**Extracts from a graphics dataset**.
────────────────

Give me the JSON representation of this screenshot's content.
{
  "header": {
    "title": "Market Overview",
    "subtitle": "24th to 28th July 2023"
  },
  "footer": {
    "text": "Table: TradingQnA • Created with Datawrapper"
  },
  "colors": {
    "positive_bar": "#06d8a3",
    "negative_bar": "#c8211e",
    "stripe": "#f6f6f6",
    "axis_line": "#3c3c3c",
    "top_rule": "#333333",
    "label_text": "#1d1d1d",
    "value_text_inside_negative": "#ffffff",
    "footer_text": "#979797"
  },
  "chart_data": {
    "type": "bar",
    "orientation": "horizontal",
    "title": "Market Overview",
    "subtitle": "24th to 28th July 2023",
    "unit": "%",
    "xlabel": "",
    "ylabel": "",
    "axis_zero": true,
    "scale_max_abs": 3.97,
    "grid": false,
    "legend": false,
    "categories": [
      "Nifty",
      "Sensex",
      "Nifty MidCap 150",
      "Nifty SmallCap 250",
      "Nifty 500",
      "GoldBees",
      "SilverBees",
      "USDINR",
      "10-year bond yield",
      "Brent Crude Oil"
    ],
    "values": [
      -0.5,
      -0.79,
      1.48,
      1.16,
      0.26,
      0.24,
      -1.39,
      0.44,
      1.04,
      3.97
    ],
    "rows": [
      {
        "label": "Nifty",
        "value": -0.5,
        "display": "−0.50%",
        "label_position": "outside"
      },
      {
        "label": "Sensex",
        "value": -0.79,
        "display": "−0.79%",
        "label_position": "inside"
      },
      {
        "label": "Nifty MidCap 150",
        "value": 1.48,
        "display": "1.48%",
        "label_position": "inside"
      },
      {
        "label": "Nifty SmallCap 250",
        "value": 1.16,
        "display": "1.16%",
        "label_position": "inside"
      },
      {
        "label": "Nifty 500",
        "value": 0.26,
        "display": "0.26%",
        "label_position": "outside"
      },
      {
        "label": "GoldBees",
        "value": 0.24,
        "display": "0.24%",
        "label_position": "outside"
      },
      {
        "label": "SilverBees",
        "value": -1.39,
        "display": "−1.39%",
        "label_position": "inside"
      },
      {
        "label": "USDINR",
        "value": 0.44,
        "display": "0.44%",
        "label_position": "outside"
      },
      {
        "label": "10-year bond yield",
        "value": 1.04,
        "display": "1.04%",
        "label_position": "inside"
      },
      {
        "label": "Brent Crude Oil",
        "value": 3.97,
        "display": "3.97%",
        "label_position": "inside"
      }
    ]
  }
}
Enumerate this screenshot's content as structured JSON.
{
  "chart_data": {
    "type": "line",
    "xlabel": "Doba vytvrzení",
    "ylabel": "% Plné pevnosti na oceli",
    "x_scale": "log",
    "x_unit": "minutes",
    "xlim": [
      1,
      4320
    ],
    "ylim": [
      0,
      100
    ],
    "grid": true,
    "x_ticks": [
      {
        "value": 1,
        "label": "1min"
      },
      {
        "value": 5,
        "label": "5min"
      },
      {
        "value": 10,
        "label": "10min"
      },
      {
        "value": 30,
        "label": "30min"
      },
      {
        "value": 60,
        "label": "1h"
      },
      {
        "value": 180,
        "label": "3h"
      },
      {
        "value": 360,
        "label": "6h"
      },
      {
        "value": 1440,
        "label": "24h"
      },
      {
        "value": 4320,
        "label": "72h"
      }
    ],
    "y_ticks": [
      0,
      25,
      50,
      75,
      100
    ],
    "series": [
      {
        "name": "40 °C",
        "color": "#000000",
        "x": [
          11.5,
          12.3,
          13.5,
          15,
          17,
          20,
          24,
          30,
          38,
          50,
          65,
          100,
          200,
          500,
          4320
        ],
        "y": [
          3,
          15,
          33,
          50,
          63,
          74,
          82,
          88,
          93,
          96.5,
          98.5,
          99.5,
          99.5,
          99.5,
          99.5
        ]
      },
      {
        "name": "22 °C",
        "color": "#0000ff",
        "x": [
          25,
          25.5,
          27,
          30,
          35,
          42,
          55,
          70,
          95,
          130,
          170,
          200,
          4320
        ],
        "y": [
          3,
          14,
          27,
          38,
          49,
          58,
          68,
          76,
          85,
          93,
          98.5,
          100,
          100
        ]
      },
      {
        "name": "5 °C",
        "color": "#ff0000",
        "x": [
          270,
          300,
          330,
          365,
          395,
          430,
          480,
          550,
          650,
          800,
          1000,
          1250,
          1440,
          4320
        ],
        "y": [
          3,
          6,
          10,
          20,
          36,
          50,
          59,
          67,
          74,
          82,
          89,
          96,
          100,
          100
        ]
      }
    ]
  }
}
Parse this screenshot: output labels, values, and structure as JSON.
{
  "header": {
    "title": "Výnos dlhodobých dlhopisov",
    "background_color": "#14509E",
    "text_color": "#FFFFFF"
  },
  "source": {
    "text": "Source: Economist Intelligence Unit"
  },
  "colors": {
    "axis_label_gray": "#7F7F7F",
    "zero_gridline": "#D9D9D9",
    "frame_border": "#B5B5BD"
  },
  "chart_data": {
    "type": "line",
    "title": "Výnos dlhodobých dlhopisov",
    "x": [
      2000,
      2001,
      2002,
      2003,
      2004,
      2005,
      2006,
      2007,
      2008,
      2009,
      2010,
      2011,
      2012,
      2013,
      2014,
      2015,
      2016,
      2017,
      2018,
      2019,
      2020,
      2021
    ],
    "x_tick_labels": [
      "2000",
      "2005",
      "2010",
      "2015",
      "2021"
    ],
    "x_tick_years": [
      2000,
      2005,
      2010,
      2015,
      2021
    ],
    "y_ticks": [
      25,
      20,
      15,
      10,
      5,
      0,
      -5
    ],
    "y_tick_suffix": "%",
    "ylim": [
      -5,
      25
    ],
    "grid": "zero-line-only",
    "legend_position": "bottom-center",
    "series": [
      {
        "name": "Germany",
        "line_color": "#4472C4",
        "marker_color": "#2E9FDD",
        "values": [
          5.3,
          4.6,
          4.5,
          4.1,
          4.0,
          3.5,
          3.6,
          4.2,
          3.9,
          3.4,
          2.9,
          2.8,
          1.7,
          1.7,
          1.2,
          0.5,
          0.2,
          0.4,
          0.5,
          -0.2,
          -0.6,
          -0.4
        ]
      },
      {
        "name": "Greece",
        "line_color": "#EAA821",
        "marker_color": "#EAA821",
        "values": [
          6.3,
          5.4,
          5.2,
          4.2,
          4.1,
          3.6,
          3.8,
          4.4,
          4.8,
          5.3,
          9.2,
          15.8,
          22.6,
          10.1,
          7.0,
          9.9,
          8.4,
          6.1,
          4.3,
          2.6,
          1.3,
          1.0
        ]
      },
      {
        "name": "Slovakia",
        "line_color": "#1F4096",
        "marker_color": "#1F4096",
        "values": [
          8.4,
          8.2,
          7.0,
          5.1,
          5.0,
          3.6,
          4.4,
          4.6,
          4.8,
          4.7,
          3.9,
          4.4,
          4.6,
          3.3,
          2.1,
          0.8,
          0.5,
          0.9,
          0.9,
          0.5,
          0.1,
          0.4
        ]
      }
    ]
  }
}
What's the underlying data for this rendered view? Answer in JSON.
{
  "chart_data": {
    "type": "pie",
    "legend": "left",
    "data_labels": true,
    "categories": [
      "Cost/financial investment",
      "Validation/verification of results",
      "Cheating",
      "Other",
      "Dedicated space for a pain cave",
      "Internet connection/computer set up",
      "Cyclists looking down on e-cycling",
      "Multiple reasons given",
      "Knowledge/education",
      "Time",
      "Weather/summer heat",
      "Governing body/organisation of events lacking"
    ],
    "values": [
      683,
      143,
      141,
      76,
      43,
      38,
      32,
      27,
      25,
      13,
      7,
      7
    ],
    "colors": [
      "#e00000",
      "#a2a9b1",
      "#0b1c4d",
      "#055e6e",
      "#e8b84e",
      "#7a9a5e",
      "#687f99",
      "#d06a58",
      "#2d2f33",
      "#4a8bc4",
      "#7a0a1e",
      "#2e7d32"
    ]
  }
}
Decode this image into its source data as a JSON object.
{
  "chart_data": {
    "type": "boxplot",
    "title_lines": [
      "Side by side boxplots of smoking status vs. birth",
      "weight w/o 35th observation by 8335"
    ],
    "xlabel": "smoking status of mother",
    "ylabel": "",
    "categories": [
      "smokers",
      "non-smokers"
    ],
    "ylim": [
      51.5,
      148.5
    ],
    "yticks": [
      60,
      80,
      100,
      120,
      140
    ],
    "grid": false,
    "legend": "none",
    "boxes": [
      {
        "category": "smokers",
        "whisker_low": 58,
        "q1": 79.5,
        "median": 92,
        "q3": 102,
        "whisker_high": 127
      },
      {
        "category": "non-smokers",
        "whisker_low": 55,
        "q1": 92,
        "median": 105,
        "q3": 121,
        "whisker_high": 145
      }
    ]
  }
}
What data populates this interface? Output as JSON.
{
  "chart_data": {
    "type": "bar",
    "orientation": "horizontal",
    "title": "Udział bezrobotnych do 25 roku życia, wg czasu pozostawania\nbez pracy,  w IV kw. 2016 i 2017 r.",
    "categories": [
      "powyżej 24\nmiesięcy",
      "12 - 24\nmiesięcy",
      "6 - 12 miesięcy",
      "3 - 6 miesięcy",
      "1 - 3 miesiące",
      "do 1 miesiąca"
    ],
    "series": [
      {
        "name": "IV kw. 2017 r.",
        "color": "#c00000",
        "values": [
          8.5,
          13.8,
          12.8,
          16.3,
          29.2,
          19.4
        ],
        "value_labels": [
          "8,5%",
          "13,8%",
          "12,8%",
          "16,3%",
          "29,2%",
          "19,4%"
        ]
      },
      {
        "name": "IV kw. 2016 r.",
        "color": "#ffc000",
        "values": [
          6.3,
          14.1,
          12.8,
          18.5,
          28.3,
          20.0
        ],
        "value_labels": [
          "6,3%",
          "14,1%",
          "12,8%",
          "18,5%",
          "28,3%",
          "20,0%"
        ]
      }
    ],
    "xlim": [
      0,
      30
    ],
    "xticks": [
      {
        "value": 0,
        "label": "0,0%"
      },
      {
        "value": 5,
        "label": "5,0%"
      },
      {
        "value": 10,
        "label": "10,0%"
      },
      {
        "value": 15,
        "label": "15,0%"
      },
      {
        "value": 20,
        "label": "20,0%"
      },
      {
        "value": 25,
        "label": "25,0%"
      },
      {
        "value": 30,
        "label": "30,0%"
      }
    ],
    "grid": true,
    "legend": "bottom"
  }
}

────────────────

Using the records above, copy each line that contains "July".

    "subtitle": "24th to 28th July 2023"
    "subtitle": "24th to 28th July 2023",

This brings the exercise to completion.